▸ Items from a dataset

"""

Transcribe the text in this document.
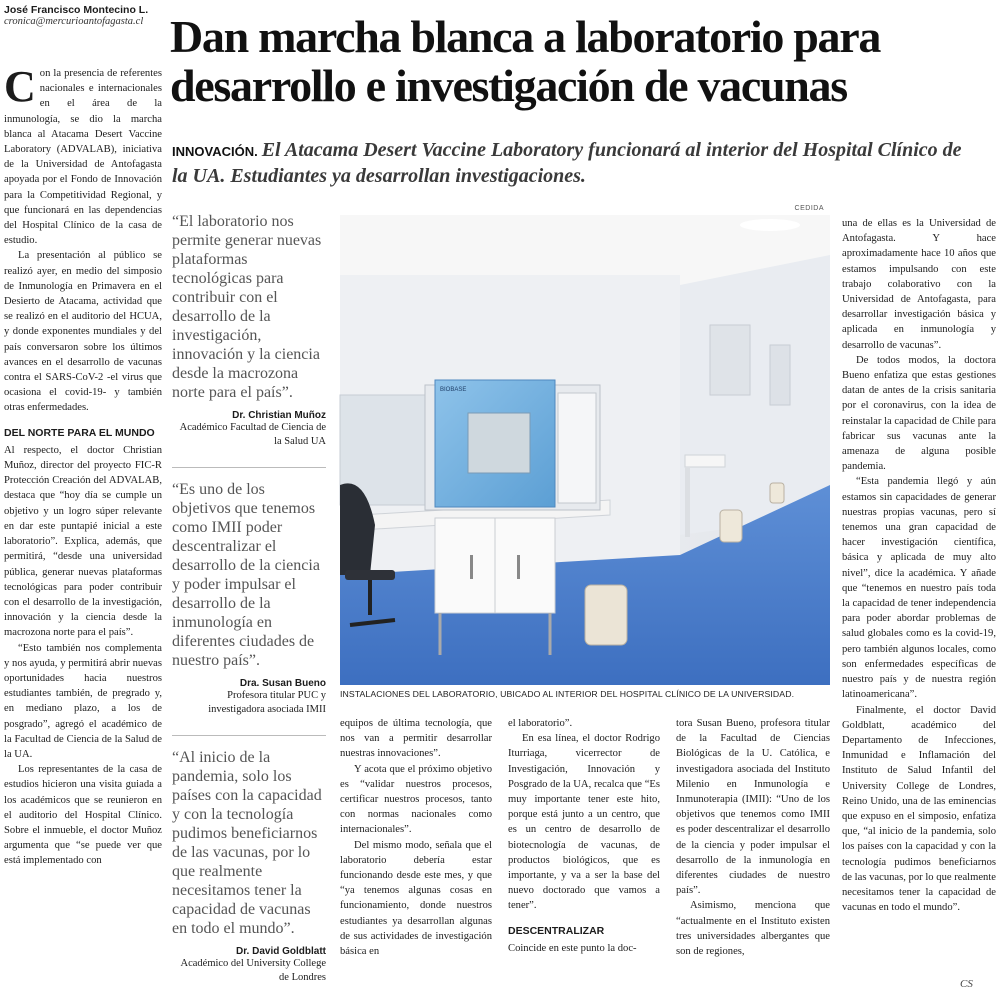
José Francisco Montecino L.
cronica@mercurioantofagasta.cl Dan marcha blanca a laboratorio para
desarrollo e investigación de vacunas
INNOVACIÓN. El Atacama Desert Vaccine Laboratory funcionará al interior del Hospital Clínico de la UA. Estudiantes ya desarrollan investigaciones.

Con la presencia de referentes nacionales e internacionales en el área de la inmunología, se dio la marcha blanca al Atacama Desert Vaccine Laboratory (ADVALAB), iniciativa de la Universidad de Antofagasta apoyada por el Fondo de Innovación para la Competitividad Regional, y que funcionará en las dependencias del Hospital Clínico de la casa de estudio.

La presentación al público se realizó ayer, en medio del simposio de Inmunología en Primavera en el Desierto de Atacama, actividad que se realizó en el auditorio del HCUA, y donde exponentes mundiales y del país conversaron sobre los últimos avances en el desarrollo de vacunas contra el SARS-CoV-2 -el virus que ocasiona el covid-19- y también otras enfermedades.

DEL NORTE PARA EL MUNDO

Al respecto, el doctor Christian Muñoz, director del proyecto FIC-R Protección Creación del ADVALAB, destaca que “hoy día se cumple un objetivo y un logro súper relevante en dar este puntapié inicial a este laboratorio”. Explica, además, que permitirá, “desde una universidad pública, generar nuevas plataformas tecnológicas para poder contribuir con el desarrollo de la investigación, innovación y la ciencia desde la macrozona norte para el país”.

“Esto también nos complementa y nos ayuda, y permitirá abrir nuevas oportunidades hacia nuestros estudiantes también, de pregrado y, en mediano plazo, a los de posgrado”, agregó el académico de la Facultad de Ciencia de la Salud de la UA.

Los representantes de la casa de estudios hicieron una visita guiada a los académicos que se reunieron en el auditorio del Hospital Clínico. Sobre el inmueble, el doctor Muñoz argumenta que “se puede ver que está implementado con

“El laboratorio nos permite generar nuevas plataformas tecnológicas para contribuir con el desarrollo de la investigación, innovación y la ciencia desde la macrozona norte para el país”.
Dr. Christian Muñoz
Académico Facultad de Ciencia de la Salud UA
“Es uno de los objetivos que tenemos como IMII poder descentralizar el desarrollo de la ciencia y poder impulsar el desarrollo de la inmunología en diferentes ciudades de nuestro país”.
Dra. Susan Bueno
Profesora titular PUC y investigadora asociada IMII
“Al inicio de la pandemia, solo los países con la capacidad y con la tecnología pudimos beneficiarnos de las vacunas, por lo que realmente necesitamos tener la capacidad de vacunas en todo el mundo”.
Dr. David Goldblatt
Académico del University College de Londres
BIOBASE
CEDIDA
INSTALACIONES DEL LABORATORIO, UBICADO AL INTERIOR DEL HOSPITAL CLÍNICO DE LA UNIVERSIDAD.

equipos de última tecnología, que nos van a permitir desarrollar nuestras innovaciones”.

Y acota que el próximo objetivo es “validar nuestros procesos, certificar nuestros procesos, tanto con normas nacionales como internacionales”.

Del mismo modo, señala que el laboratorio debería estar funcionando desde este mes, y que “ya tenemos algunas cosas en funcionamiento, donde nuestros estudiantes ya desarrollan algunas de sus actividades de investigación básica en

el laboratorio”.

En esa línea, el doctor Rodrigo Iturriaga, vicerrector de Investigación, Innovación y Posgrado de la UA, recalca que “Es muy importante tener este hito, porque está junto a un centro, que es un centro de desarrollo de biotecnología de vacunas, de productos biológicos, que es importante, y va a ser la base del nuevo doctorado que vamos a tener”.

DESCENTRALIZAR

Coincide en este punto la doc-

tora Susan Bueno, profesora titular de la Facultad de Ciencias Biológicas de la U. Católica, e investigadora asociada del Instituto Milenio en Inmunología e Inmunoterapia (IMII): “Uno de los objetivos que tenemos como IMII es poder descentralizar el desarrollo de la ciencia y poder impulsar el desarrollo de la inmunología en diferentes ciudades de nuestro país”.

Asimismo, menciona que “actualmente en el Instituto existen tres universidades albergantes que son de regiones,

una de ellas es la Universidad de Antofagasta. Y hace aproximadamente hace 10 años que estamos impulsando con este trabajo colaborativo con la Universidad de Antofagasta, para desarrollar investigación básica y aplicada en inmunología y desarrollo de vacunas”.

De todos modos, la doctora Bueno enfatiza que estas gestiones datan de antes de la crisis sanitaria por el coronavirus, con la idea de reinstalar la capacidad de Chile para fabricar sus vacunas ante la amenaza de alguna posible pandemia.

“Esta pandemia llegó y aún estamos sin capacidades de generar nuestras propias vacunas, pero sí tenemos una gran capacidad de hacer investigación científica, básica y aplicada de muy alto nivel”, dice la académica. Y añade que “tenemos en nuestro país toda la capacidad de tener independencia para poder abordar problemas de salud globales como es la covid-19, pero también algunos locales, como son enfermedades específicas de nuestro país y de nuestra región latinoamericana”.

Finalmente, el doctor David Goldblatt, académico del Departamento de Infecciones, Inmunidad e Inflamación del Instituto de Salud Infantil del University College de Londres, Reino Unido, una de las eminencias que expuso en el simposio, enfatiza que, “al inicio de la pandemia, solo los países con la capacidad y con la tecnología pudimos beneficiarnos de las vacunas, por lo que realmente necesitamos tener la capacidad de vacunas en todo el mundo”.

CS
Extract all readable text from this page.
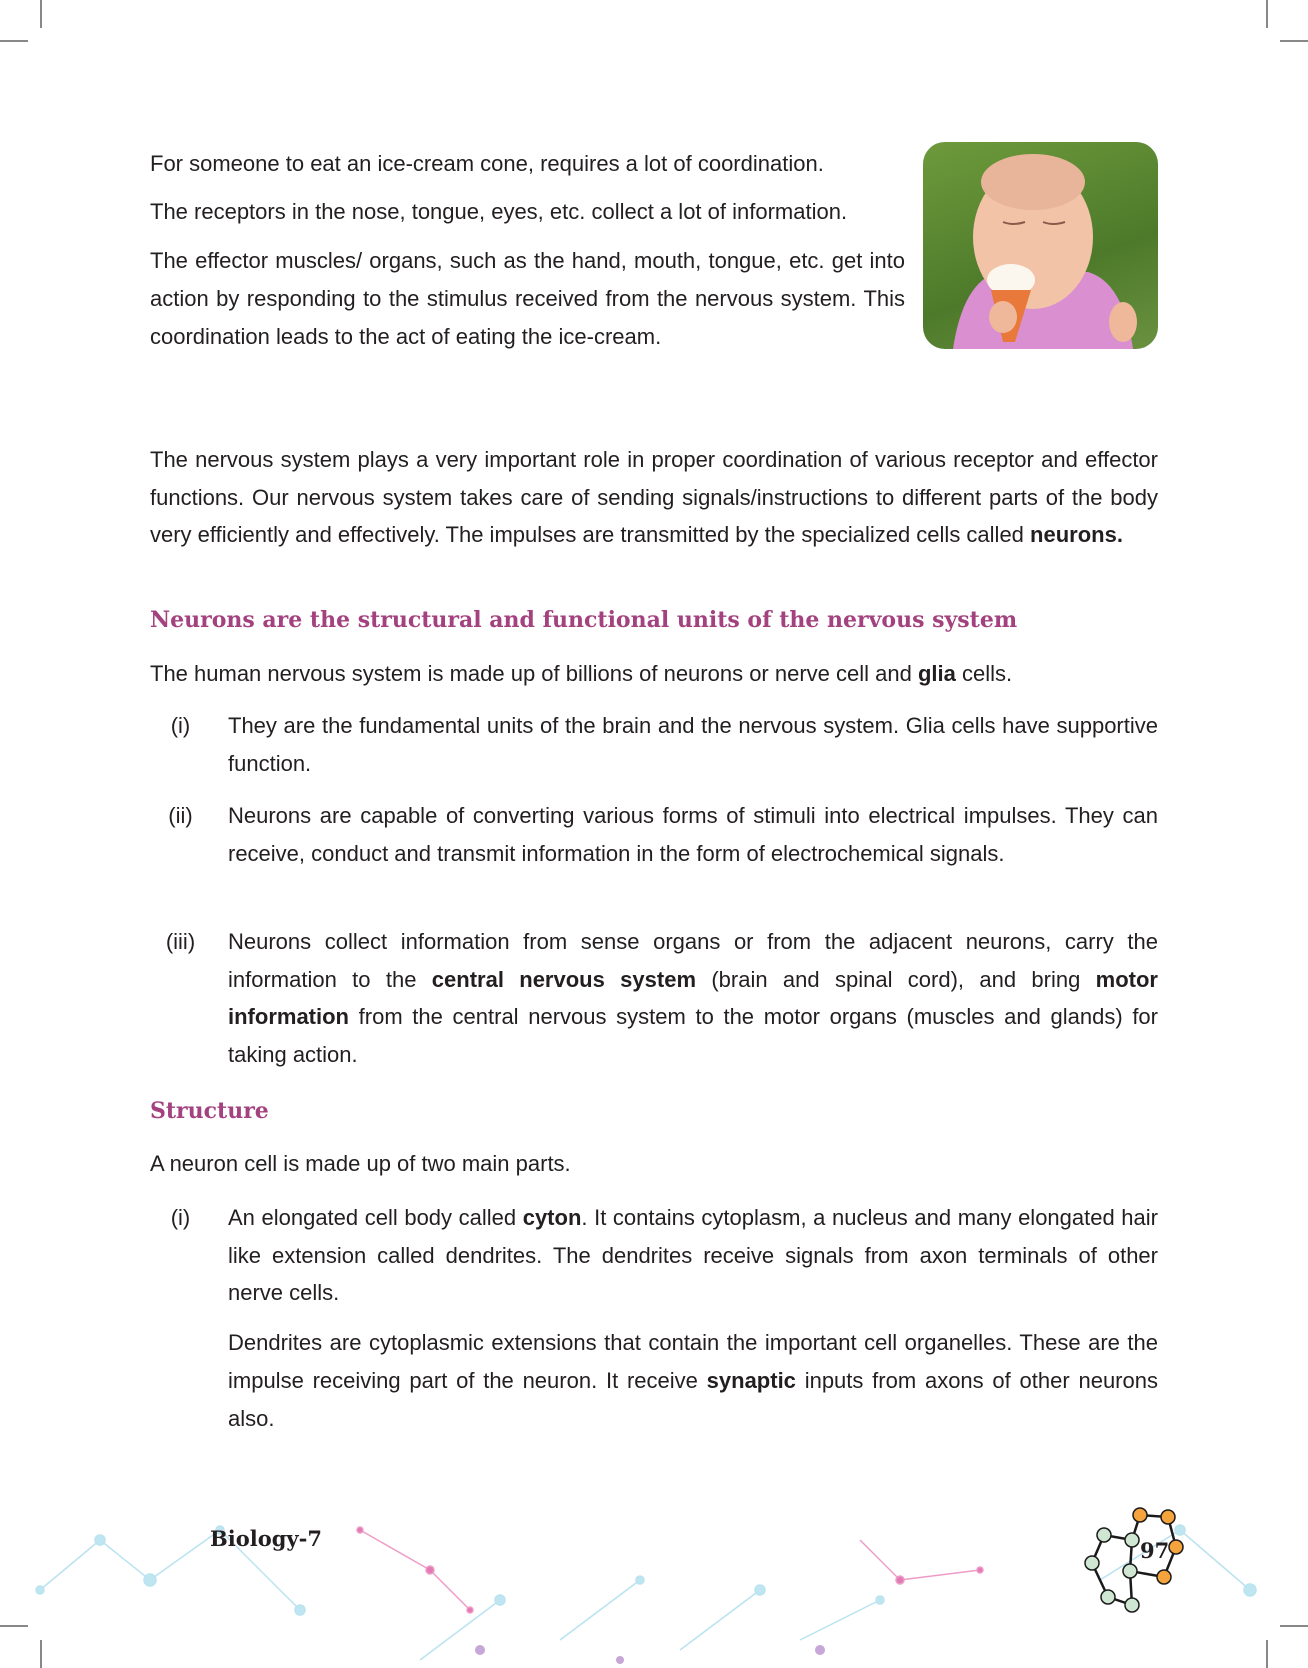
For someone to eat an ice-cream cone, requires a lot of coordination.

The receptors in the nose, tongue, eyes, etc. collect a lot of information.

The effector muscles/ organs, such as the hand, mouth, tongue, etc. get into action by responding to the stimulus received from the nervous system. This coordination leads to the act of eating the ice-cream.

The nervous system plays a very important role in proper coordination of various receptor and effector functions. Our nervous system takes care of sending signals/instructions to different parts of the body very efficiently and effectively. The impulses are transmitted by the specialized cells called neurons.

Neurons are the structural and functional units of the nervous system

The human nervous system is made up of billions of neurons or nerve cell and glia cells.

(i)	They are the fundamental units of the brain and the nervous system. Glia cells have supportive function.
(ii)	Neurons are capable of converting various forms of stimuli into electrical impulses. They can receive, conduct and transmit information in the form of electrochemical signals.
(iii)	Neurons collect information from sense organs or from the adjacent neurons, carry the information to the central nervous system (brain and spinal cord), and bring motor information from the central nervous system to the motor organs (muscles and glands) for taking action.
Structure

A neuron cell is made up of two main parts.

(i)	An elongated cell body called cyton. It contains cytoplasm, a nucleus and many elongated hair like extension called dendrites. The dendrites receive signals from axon terminals of other nerve cells.
Dendrites are cytoplasmic extensions that contain the important cell organelles. These are the impulse receiving part of the neuron. It receive synaptic inputs from axons of other neurons also.
Biology-7	97
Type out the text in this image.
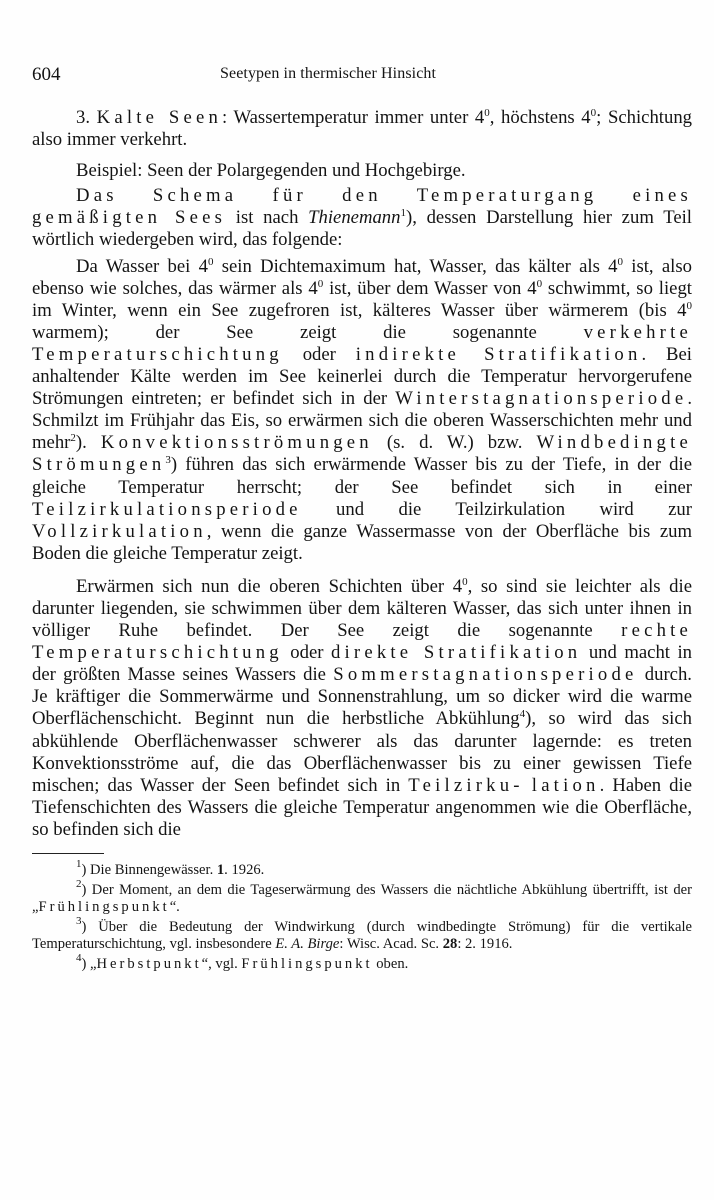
604	Seetypen in thermischer Hinsicht

3. Kalte Seen: Wassertemperatur immer unter $4^0$, höchstens $4^0$; Schichtung also immer verkehrt.

Beispiel: Seen der Polargegenden und Hochgebirge.

Das Schema für den Temperaturgang eines gemäßigten Sees ist nach Thienemann$^1$), dessen Darstellung hier zum Teil wörtlich wiedergeben wird, das folgende:

Da Wasser bei $4^0$ sein Dichtemaximum hat, Wasser, das kälter als $4^0$ ist, also ebenso wie solches, das wärmer als $4^0$ ist, über dem Wasser von $4^0$ schwimmt, so liegt im Winter, wenn ein See zugefroren ist, kälteres Wasser über wärmerem (bis $4^0$ warmem); der See zeigt die sogenannte verkehrte Temperaturschichtung oder indirekte Stratifikation. Bei anhaltender Kälte werden im See keinerlei durch die Temperatur hervorgerufene Strömungen eintreten; er befindet sich in der Winterstagnationsperiode. Schmilzt im Frühjahr das Eis, so erwärmen sich die oberen Wasserschichten mehr und mehr$^2$). Konvektionsströmungen (s. d. W.) bzw. Windbedingte Strömungen$^3$) führen das sich erwärmende Wasser bis zu der Tiefe, in der die gleiche Temperatur herrscht; der See befindet sich in einer Teilzirkulationsperiode und die Teilzirkulation wird zur Vollzirkulation, wenn die ganze Wassermasse von der Oberfläche bis zum Boden die gleiche Temperatur zeigt.

Erwärmen sich nun die oberen Schichten über $4^0$, so sind sie leichter als die darunter liegenden, sie schwimmen über dem kälteren Wasser, das sich unter ihnen in völliger Ruhe befindet. Der See zeigt die sogenannte rechte Temperaturschichtung oder direkte Stratifikation und macht in der größten Masse seines Wassers die Sommerstagnationsperiode durch. Je kräftiger die Sommerwärme und Sonnenstrahlung, um so dicker wird die warme Oberflächenschicht. Beginnt nun die herbstliche Abkühlung$^4$), so wird das sich abkühlende Oberflächenwasser schwerer als das darunter lagernde: es treten Konvektionsströme auf, die das Oberflächenwasser bis zu einer gewissen Tiefe mischen; das Wasser der Seen befindet sich in Teilzirku- lation. Haben die Tiefenschichten des Wassers die gleiche Temperatur angenommen wie die Oberfläche, so befinden sich die

$^1$) Die Binnengewässer. 1. 1926.

$^2$) Der Moment, an dem die Tageserwärmung des Wassers die nächtliche Abkühlung übertrifft, ist der „Frühlingspunkt“.

$^3$) Über die Bedeutung der Windwirkung (durch windbedingte Strömung) für die vertikale Temperaturschichtung, vgl. insbesondere E. A. Birge: Wisc. Acad. Sc. 28: 2. 1916.

$^4$) „Herbstpunkt“, vgl. Frühlingspunkt oben.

"""

Where does the string "nacionales" occur in the data above? Copy every line that holds it.

▸ Exercise response
Con la presencia de referentes nacionales e internacionales en el área de la inmunología, se dio la marcha blanca al Atacama Desert Vaccine Laboratory (ADVALAB), iniciativa de la Universidad de Antofagasta apoyada por el Fondo de Innovación para la Competitividad Regional, y que funcionará en las dependencias del Hospital Clínico de la casa de estudio.
Y acota que el próximo objetivo es “validar nuestros procesos, certificar nuestros procesos, tanto con normas nacionales como internacionales”.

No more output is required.